■ STATED TASK ■
Reproduce the records below exactly as they appear, omitting any pictures they contain.

■ INPUT RECORDS ■

+---+

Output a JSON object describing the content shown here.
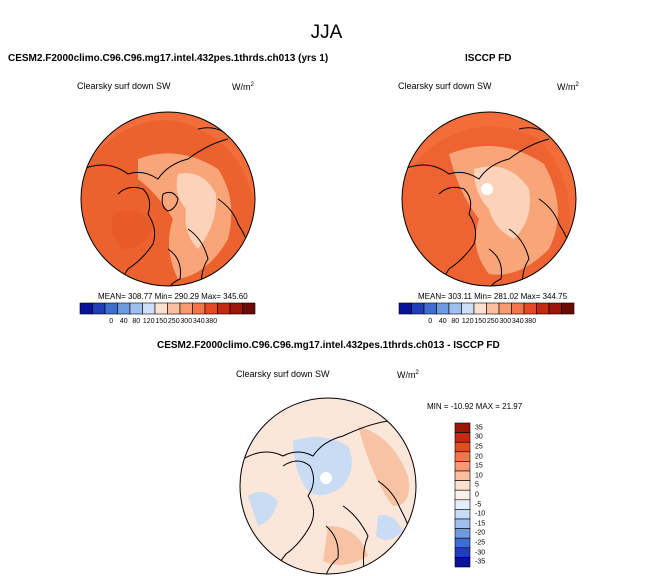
{
  "season_title": "JJA",
  "left_panel": {
    "header": "CESM2.F2000climo.C96.C96.mg17.intel.432pes.1thrds.ch013 (yrs 1)",
    "variable": "Clearsky surf down SW",
    "units_base": "W/m",
    "units_exp": "2",
    "stats": "MEAN= 308.77  Min= 290.29  Max= 345.60"
  },
  "right_panel": {
    "header": "ISCCP FD",
    "variable": "Clearsky surf down SW",
    "units_base": "W/m",
    "units_exp": "2",
    "stats": "MEAN= 303.11  Min= 281.02  Max= 344.75"
  },
  "diff_panel": {
    "header": "CESM2.F2000climo.C96.C96.mg17.intel.432pes.1thrds.ch013 - ISCCP FD",
    "variable": "Clearsky surf down SW",
    "units_base": "W/m",
    "units_exp": "2",
    "stats": "MIN = -10.92  MAX =  21.97"
  },
  "abs_colorbar": {
    "labels": [
      "0",
      "40",
      "80",
      "120",
      "150",
      "250",
      "300",
      "340",
      "380"
    ],
    "colors": [
      "#08139a",
      "#1f3fb8",
      "#3f6ed0",
      "#6f9ae0",
      "#9fbfee",
      "#cfe0f6",
      "#fde1cf",
      "#fbbf9f",
      "#f89a70",
      "#f2764a",
      "#e64a23",
      "#c42a12",
      "#9b1508",
      "#6d0a03"
    ]
  },
  "diff_colorbar": {
    "labels": [
      "35",
      "30",
      "25",
      "20",
      "15",
      "10",
      "5",
      "0",
      "-5",
      "-10",
      "-15",
      "-20",
      "-25",
      "-30",
      "-35"
    ],
    "colors": [
      "#9b1508",
      "#c42a12",
      "#e64a23",
      "#f2764a",
      "#f89a70",
      "#fbbf9f",
      "#fde1cf",
      "#fdf1e8",
      "#e4eefa",
      "#c6dbf5",
      "#9fbfee",
      "#6f9ae0",
      "#3f6ed0",
      "#1f3fb8",
      "#08139a"
    ]
  },
  "colors": {
    "field_orange": "#f26d3a",
    "field_orange_dark": "#e85a27",
    "field_light": "#f9a57a",
    "field_pale": "#fcd2b8",
    "diff_base": "#fbe6da",
    "diff_blue": "#c9dcf4"
  }
}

+---+

■ FINAL ANSWER ■
Output a JSON object describing the content shown here.
{
  "season_title": "JJA",
  "left_panel": {
    "header": "CESM2.F2000climo.C96.C96.mg17.intel.432pes.1thrds.ch013 (yrs 1)",
    "variable": "Clearsky surf down SW",
    "units_base": "W/m",
    "units_exp": "2",
    "stats": "MEAN= 308.77  Min= 290.29  Max= 345.60"
  },
  "right_panel": {
    "header": "ISCCP FD",
    "variable": "Clearsky surf down SW",
    "units_base": "W/m",
    "units_exp": "2",
    "stats": "MEAN= 303.11  Min= 281.02  Max= 344.75"
  },
  "diff_panel": {
    "header": "CESM2.F2000climo.C96.C96.mg17.intel.432pes.1thrds.ch013 - ISCCP FD",
    "variable": "Clearsky surf down SW",
    "units_base": "W/m",
    "units_exp": "2",
    "stats": "MIN = -10.92  MAX =  21.97"
  },
  "abs_colorbar": {
    "labels": [
      "0",
      "40",
      "80",
      "120",
      "150",
      "250",
      "300",
      "340",
      "380"
    ],
    "colors": [
      "#08139a",
      "#1f3fb8",
      "#3f6ed0",
      "#6f9ae0",
      "#9fbfee",
      "#cfe0f6",
      "#fde1cf",
      "#fbbf9f",
      "#f89a70",
      "#f2764a",
      "#e64a23",
      "#c42a12",
      "#9b1508",
      "#6d0a03"
    ]
  },
  "diff_colorbar": {
    "labels": [
      "35",
      "30",
      "25",
      "20",
      "15",
      "10",
      "5",
      "0",
      "-5",
      "-10",
      "-15",
      "-20",
      "-25",
      "-30",
      "-35"
    ],
    "colors": [
      "#9b1508",
      "#c42a12",
      "#e64a23",
      "#f2764a",
      "#f89a70",
      "#fbbf9f",
      "#fde1cf",
      "#fdf1e8",
      "#e4eefa",
      "#c6dbf5",
      "#9fbfee",
      "#6f9ae0",
      "#3f6ed0",
      "#1f3fb8",
      "#08139a"
    ]
  },
  "colors": {
    "field_orange": "#f26d3a",
    "field_orange_dark": "#e85a27",
    "field_light": "#f9a57a",
    "field_pale": "#fcd2b8",
    "diff_base": "#fbe6da",
    "diff_blue": "#c9dcf4"
  }
}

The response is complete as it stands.